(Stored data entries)
** START **
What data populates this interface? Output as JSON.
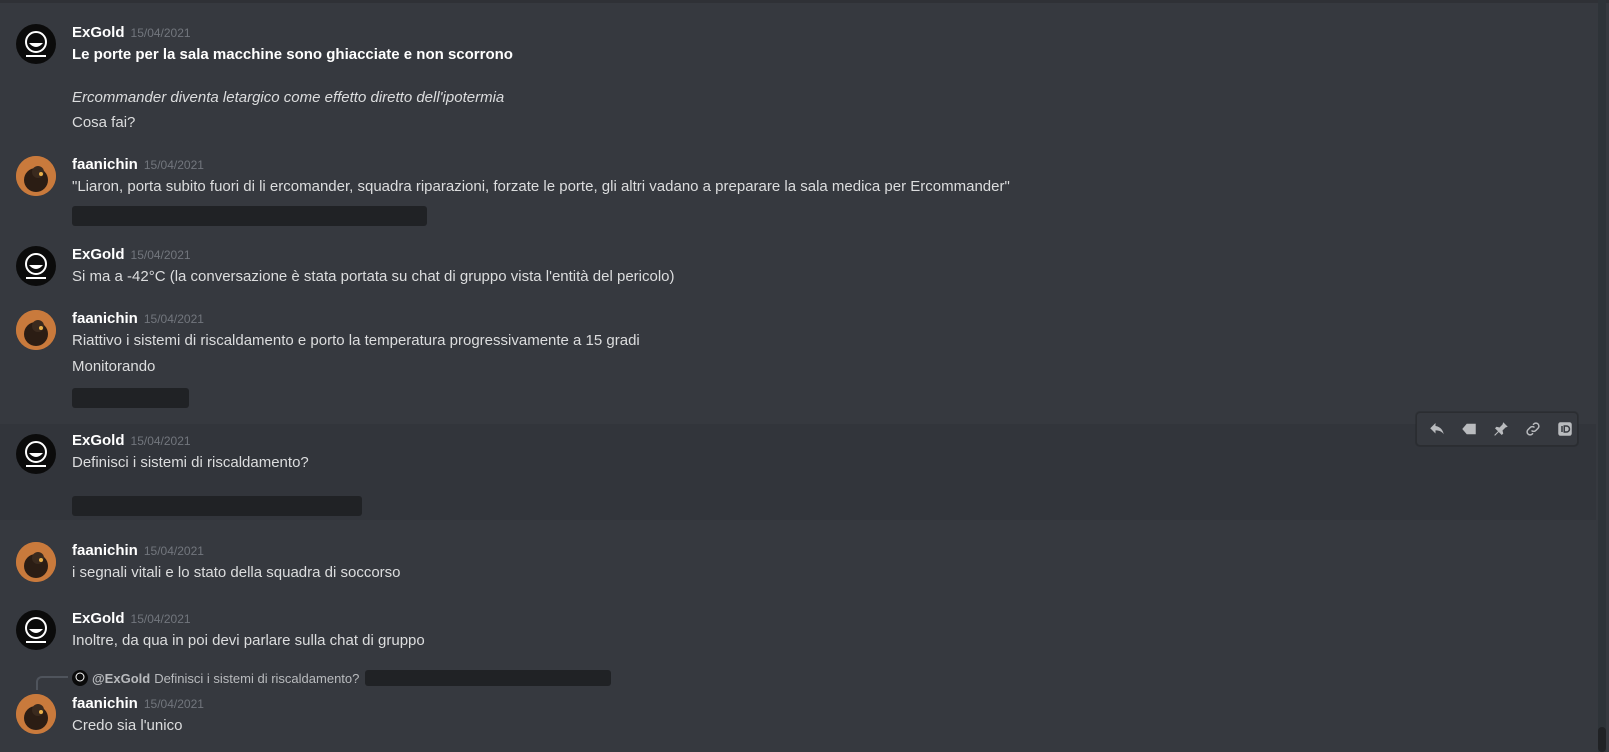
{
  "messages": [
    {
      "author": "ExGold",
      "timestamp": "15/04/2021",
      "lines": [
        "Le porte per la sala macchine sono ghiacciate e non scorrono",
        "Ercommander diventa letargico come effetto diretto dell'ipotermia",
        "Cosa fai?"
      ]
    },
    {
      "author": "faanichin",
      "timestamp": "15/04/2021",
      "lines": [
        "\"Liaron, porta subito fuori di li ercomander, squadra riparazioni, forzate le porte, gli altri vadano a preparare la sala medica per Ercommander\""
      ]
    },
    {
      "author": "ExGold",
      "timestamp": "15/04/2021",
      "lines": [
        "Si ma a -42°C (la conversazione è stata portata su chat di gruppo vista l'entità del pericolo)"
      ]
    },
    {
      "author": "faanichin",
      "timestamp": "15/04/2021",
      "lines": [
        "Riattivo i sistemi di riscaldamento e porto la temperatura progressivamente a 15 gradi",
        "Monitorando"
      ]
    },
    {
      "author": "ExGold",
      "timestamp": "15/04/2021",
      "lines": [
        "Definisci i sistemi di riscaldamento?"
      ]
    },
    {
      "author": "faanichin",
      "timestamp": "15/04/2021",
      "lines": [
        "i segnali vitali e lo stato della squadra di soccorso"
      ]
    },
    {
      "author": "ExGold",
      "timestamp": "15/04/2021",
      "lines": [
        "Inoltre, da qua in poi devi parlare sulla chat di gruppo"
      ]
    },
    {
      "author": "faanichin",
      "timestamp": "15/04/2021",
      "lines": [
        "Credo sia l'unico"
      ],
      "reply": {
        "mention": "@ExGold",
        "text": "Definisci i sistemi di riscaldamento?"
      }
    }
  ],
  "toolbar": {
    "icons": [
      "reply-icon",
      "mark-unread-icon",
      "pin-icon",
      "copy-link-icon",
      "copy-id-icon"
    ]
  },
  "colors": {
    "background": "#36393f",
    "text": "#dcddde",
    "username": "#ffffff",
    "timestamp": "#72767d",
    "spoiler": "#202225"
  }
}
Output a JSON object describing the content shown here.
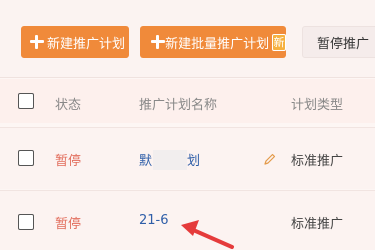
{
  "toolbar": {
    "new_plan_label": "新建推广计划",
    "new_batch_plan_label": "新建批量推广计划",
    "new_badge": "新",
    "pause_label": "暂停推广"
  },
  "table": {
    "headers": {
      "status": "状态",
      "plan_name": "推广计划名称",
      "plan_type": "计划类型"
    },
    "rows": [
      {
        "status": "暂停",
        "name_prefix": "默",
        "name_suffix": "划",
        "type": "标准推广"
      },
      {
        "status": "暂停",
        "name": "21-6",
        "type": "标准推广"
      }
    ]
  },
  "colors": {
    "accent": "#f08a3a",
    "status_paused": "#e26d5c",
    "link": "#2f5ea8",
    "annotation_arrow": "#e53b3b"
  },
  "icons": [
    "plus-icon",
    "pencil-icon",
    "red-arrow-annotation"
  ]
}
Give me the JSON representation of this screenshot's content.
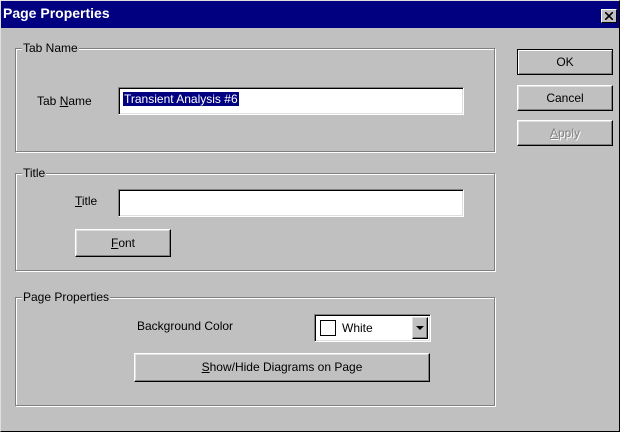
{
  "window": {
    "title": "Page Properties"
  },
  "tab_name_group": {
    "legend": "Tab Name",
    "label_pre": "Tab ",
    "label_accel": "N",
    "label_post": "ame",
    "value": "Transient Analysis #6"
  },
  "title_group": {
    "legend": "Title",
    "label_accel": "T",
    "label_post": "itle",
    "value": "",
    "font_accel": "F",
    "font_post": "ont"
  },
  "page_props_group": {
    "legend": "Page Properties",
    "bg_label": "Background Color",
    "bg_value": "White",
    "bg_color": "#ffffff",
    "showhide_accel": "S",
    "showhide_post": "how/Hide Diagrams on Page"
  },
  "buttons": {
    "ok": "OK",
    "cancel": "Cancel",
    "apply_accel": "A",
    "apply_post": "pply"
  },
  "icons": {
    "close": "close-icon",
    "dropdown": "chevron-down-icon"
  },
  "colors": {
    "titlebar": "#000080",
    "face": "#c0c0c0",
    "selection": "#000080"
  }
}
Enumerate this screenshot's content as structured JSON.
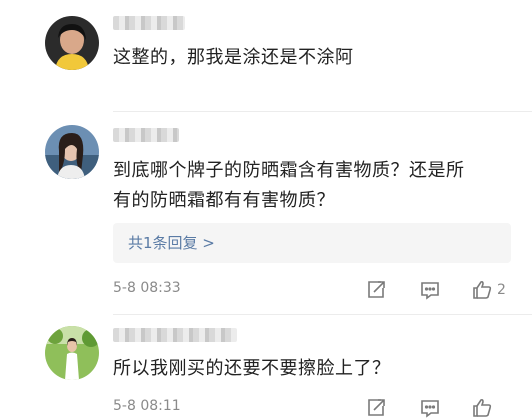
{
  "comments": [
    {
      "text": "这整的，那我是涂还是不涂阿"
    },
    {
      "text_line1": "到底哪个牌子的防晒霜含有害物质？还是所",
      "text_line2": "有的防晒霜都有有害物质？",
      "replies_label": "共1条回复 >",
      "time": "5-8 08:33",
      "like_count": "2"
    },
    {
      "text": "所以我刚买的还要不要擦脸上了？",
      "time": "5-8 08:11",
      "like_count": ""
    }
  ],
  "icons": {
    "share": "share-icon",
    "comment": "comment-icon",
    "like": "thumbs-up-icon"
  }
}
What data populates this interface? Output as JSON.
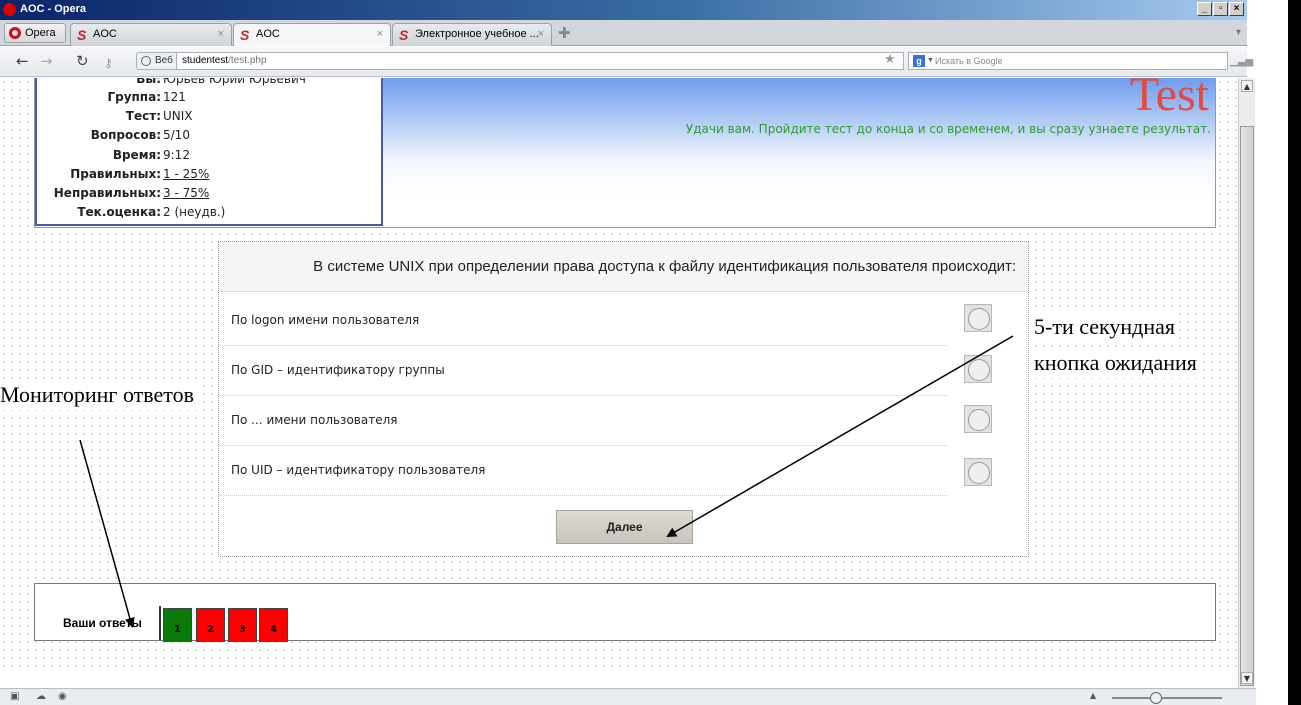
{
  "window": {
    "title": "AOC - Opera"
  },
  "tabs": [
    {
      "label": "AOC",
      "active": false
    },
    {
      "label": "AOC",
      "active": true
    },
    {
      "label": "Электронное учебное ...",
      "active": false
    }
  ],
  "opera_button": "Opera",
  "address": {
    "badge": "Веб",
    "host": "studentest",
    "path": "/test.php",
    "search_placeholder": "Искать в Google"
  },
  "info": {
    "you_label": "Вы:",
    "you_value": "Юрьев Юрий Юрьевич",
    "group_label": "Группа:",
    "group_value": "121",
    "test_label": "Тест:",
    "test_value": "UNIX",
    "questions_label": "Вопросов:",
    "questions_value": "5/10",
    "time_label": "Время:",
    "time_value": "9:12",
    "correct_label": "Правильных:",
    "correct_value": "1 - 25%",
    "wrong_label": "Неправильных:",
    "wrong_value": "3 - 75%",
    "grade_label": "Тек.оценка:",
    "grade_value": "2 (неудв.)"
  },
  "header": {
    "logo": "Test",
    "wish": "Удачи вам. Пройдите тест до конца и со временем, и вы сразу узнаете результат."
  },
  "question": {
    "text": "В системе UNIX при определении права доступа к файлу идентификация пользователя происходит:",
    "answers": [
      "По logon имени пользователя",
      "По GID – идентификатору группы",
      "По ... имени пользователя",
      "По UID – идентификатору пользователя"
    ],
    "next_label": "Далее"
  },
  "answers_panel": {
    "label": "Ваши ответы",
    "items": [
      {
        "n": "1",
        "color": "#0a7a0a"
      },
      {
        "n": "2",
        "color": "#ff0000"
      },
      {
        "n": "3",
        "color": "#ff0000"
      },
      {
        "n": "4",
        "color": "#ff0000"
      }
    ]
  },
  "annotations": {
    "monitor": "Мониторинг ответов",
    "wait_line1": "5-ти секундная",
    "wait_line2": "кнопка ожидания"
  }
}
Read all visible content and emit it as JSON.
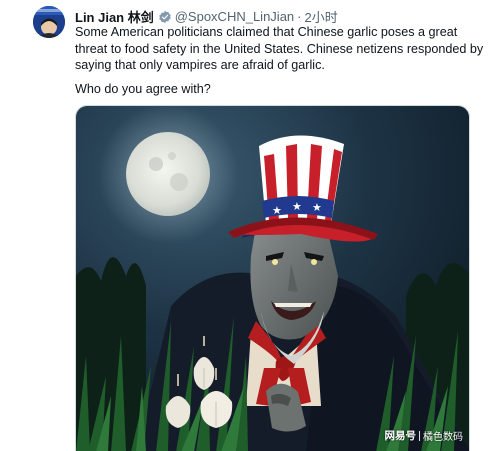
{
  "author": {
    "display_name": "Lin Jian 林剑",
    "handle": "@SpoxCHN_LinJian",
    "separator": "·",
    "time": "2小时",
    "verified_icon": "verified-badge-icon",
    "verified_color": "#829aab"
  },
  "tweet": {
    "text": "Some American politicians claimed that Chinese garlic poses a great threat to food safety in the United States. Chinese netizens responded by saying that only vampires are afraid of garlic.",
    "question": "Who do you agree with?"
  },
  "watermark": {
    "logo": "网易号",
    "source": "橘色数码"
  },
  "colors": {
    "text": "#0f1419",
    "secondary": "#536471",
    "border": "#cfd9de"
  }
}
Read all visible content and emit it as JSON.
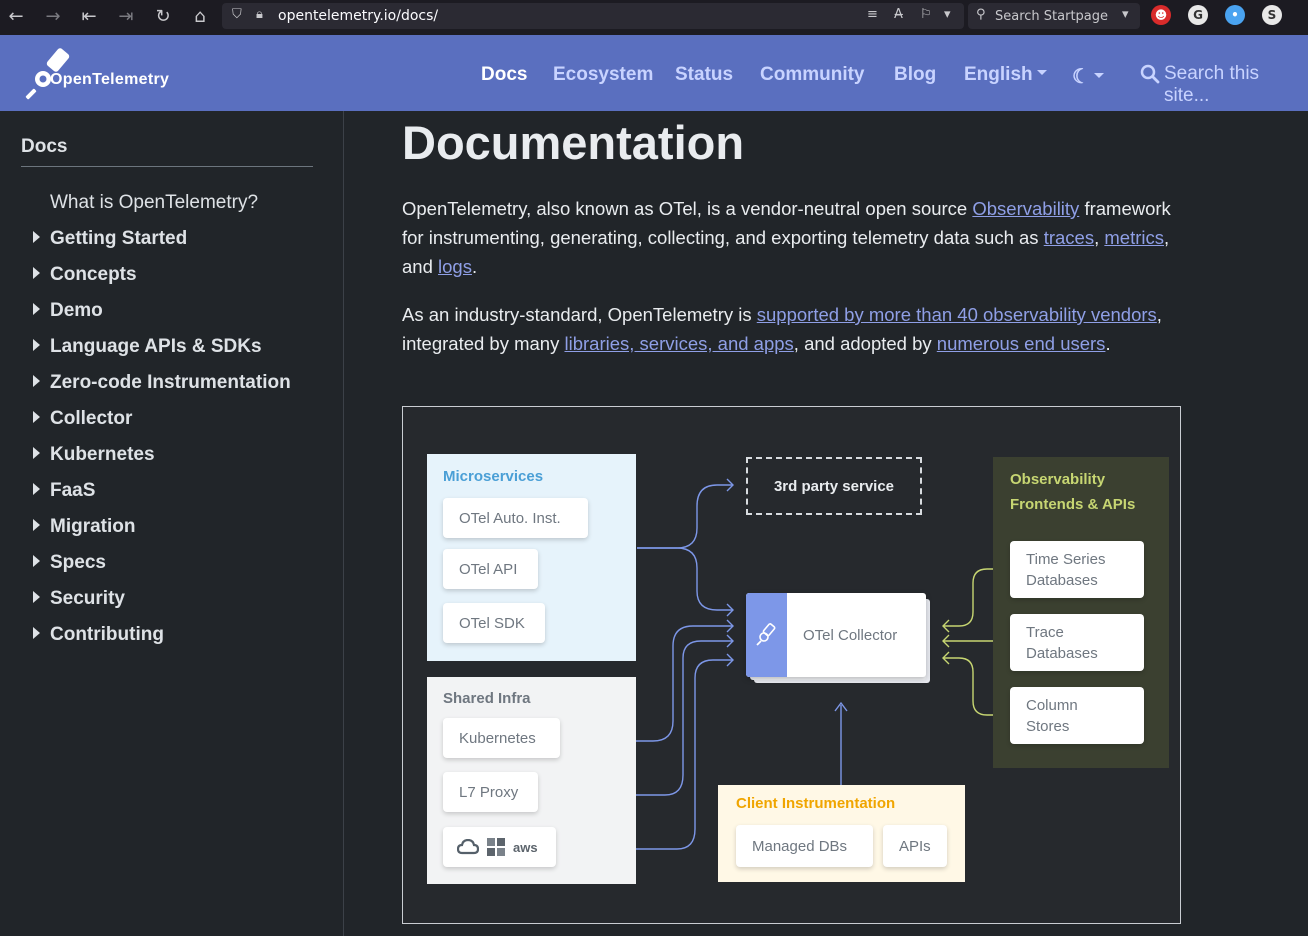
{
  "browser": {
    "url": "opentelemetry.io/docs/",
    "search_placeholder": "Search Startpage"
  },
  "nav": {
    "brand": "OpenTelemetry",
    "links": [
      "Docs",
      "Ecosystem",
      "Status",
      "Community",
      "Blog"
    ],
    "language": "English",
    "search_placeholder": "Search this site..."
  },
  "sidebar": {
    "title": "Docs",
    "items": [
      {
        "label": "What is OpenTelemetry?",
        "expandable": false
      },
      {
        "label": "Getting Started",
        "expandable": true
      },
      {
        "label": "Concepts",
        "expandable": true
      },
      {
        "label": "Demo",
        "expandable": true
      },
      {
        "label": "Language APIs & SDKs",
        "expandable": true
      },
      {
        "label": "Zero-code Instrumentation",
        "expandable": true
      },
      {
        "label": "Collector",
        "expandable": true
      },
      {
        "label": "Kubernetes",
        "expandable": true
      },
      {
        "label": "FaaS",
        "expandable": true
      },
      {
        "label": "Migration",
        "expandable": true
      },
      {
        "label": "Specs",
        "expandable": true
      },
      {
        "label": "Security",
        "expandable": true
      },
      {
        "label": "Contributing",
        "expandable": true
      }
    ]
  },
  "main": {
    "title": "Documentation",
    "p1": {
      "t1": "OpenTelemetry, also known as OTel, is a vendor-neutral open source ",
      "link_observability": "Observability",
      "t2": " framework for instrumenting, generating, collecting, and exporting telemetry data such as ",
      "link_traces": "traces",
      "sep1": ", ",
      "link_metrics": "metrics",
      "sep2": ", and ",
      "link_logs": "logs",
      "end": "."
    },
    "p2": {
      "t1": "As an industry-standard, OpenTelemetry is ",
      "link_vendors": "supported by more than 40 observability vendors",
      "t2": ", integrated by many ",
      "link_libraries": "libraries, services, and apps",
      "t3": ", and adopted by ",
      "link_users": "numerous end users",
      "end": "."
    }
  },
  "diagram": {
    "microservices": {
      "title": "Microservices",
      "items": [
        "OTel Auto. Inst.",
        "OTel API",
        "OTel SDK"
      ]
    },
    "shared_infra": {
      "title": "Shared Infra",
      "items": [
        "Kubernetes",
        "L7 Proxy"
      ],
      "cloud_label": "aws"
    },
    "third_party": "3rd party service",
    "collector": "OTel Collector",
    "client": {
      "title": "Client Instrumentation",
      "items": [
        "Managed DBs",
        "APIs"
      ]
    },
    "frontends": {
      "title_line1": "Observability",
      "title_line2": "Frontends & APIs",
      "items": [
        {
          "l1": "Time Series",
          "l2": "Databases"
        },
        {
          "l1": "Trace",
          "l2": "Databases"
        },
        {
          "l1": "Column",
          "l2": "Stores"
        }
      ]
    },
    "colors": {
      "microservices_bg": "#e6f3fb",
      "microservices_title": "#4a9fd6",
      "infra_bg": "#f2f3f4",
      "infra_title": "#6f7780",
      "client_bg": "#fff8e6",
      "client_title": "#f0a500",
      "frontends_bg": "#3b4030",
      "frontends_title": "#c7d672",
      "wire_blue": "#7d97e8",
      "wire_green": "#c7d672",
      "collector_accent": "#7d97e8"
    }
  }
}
** END **
Show, from the listing above, each line that contains the word "JSON".

What data populates this interface? Output as JSON.
Output a JSON object describing the content shown here.
Give me the JSON representation of this screenshot's content.
Enumerate this screenshot's content as structured JSON.
What data populates this interface? Output as JSON.
Read all visible content and emit it as JSON.
Read all visible content and emit it as JSON.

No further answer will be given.